■ **THE TASK**
Find the lines with "Cluichí" in them and copy them out.

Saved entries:
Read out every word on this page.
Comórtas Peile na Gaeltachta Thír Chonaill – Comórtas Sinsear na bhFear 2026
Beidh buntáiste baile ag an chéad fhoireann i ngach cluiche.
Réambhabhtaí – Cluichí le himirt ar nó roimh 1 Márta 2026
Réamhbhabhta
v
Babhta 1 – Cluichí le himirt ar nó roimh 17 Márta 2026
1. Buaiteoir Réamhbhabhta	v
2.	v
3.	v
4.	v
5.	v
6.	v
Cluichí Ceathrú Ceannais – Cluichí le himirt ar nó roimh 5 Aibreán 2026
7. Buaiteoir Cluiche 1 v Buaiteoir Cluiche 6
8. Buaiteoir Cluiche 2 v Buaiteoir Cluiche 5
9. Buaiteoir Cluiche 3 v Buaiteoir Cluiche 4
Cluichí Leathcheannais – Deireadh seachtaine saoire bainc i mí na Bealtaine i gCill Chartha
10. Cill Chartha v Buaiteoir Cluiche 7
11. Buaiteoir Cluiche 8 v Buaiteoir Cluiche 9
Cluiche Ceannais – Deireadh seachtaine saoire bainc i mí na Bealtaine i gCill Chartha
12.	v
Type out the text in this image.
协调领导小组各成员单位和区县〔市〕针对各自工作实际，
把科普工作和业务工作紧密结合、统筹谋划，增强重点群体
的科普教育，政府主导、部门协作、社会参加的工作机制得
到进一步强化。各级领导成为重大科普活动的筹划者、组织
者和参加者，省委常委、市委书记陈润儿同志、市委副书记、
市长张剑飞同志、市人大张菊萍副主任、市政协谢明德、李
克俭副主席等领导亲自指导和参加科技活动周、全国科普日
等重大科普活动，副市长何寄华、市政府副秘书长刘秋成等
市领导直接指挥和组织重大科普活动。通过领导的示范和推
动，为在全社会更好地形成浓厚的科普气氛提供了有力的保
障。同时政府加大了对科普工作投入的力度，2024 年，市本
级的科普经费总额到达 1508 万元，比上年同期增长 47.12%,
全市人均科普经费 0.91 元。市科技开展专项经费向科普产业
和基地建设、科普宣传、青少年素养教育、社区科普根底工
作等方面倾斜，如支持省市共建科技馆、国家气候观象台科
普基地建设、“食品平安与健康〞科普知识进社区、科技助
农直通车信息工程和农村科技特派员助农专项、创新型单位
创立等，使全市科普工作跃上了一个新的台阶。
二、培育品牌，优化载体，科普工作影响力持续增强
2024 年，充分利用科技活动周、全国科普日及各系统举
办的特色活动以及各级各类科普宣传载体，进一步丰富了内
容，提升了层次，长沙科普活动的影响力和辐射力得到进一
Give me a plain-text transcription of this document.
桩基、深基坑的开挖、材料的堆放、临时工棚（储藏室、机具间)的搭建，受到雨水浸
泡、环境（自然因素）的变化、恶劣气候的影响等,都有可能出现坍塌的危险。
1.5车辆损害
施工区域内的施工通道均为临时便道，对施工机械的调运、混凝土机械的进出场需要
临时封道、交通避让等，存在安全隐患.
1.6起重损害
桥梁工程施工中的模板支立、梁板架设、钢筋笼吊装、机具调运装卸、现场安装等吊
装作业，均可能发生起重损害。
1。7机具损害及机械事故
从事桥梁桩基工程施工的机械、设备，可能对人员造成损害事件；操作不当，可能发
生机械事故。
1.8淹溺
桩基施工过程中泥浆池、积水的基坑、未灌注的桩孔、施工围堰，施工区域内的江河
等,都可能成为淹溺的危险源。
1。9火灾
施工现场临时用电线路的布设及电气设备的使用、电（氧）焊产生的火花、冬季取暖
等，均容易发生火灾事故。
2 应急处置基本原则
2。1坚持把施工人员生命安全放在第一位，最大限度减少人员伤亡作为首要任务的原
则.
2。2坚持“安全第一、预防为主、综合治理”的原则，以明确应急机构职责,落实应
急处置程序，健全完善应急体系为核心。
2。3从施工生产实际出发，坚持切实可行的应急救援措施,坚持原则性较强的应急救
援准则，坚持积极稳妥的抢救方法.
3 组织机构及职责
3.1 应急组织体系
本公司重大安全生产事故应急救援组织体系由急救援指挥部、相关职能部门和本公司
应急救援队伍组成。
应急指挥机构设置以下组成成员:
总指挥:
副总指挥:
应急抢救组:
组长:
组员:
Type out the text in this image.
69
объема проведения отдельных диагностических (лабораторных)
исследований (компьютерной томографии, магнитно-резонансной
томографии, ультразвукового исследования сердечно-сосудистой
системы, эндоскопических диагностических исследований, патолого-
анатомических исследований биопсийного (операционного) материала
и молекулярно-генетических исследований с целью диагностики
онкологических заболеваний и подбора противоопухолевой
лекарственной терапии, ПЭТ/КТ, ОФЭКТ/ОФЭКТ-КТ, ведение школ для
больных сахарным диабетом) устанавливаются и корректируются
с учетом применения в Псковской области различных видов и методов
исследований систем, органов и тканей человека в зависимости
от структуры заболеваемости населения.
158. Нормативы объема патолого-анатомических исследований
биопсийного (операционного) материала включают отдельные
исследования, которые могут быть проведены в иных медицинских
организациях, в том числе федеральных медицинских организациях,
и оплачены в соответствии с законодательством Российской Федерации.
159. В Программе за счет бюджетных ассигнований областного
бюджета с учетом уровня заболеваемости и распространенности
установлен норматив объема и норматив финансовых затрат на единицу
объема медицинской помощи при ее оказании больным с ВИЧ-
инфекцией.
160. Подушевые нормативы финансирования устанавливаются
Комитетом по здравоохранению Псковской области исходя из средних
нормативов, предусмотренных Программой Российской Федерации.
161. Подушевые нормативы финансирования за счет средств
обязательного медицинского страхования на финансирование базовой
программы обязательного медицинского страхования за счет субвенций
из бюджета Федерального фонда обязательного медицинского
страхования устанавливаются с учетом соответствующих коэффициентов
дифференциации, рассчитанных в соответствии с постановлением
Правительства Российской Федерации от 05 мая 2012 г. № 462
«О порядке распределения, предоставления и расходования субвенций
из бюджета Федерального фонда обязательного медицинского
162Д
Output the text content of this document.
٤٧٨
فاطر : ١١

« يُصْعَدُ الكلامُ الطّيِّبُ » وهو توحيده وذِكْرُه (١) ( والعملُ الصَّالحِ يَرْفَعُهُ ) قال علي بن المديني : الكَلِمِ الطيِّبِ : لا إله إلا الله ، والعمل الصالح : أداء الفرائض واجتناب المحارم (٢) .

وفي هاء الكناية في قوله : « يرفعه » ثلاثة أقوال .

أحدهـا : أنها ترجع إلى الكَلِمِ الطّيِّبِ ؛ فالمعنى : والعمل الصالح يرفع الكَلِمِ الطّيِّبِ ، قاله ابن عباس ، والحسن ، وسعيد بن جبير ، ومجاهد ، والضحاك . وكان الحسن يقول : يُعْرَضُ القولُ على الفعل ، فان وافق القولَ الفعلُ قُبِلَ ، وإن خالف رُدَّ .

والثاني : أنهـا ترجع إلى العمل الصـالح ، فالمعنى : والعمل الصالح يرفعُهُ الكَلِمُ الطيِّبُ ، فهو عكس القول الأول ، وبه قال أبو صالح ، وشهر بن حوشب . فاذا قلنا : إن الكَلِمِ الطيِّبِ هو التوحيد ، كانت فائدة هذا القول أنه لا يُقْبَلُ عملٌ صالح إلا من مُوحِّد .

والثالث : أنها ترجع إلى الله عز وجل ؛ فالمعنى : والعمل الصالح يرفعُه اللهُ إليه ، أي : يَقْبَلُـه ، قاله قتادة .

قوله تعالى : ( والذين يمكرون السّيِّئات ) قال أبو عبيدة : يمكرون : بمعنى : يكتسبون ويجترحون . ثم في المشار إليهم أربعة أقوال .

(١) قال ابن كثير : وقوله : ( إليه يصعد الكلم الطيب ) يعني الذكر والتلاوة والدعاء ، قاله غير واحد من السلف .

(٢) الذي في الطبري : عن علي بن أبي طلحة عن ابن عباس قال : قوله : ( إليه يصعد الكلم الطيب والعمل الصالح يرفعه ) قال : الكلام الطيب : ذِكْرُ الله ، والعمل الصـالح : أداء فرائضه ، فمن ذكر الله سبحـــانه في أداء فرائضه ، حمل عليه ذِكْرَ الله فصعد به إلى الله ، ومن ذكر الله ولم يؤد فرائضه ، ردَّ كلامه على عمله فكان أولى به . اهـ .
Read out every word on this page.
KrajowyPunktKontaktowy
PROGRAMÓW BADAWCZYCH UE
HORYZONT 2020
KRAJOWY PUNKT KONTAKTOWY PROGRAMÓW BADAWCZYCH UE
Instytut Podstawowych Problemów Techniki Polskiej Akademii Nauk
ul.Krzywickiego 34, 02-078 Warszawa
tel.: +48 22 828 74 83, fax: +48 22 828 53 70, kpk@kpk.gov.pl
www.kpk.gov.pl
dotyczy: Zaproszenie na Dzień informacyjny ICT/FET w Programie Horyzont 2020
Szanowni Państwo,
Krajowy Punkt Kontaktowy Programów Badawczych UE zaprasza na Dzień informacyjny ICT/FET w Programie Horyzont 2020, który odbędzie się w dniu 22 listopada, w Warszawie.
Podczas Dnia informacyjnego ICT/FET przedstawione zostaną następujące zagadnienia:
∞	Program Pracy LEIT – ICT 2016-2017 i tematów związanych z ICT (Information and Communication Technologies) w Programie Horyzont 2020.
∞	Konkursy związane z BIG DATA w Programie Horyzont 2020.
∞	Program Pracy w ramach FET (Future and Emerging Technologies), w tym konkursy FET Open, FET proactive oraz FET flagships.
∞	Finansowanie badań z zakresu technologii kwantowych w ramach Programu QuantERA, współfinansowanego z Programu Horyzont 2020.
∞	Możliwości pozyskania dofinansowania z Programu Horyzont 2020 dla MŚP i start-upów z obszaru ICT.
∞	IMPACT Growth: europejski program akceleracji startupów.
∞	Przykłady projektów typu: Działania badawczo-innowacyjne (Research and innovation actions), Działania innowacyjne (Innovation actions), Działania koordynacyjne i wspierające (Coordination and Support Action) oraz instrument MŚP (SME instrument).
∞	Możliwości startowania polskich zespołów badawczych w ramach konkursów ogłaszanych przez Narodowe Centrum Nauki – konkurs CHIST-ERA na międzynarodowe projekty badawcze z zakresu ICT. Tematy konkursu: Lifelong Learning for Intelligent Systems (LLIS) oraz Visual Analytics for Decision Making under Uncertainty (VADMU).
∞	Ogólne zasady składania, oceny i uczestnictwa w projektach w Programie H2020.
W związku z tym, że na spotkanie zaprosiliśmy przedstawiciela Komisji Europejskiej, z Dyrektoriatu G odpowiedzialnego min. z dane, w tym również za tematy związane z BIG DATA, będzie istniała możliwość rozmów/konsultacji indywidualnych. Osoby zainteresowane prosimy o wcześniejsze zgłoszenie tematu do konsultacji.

■ **RESULT FOR THIS TASK**
Réambhabhtaí – Cluichí le himirt ar nó roimh 1 Márta 2026
Babhta 1 – Cluichí le himirt ar nó roimh 17 Márta 2026
Cluichí Ceathrú Ceannais – Cluichí le himirt ar nó roimh 5 Aibreán 2026
Cluichí Leathcheannais – Deireadh seachtaine saoire bainc i mí na Bealtaine i gCill Chartha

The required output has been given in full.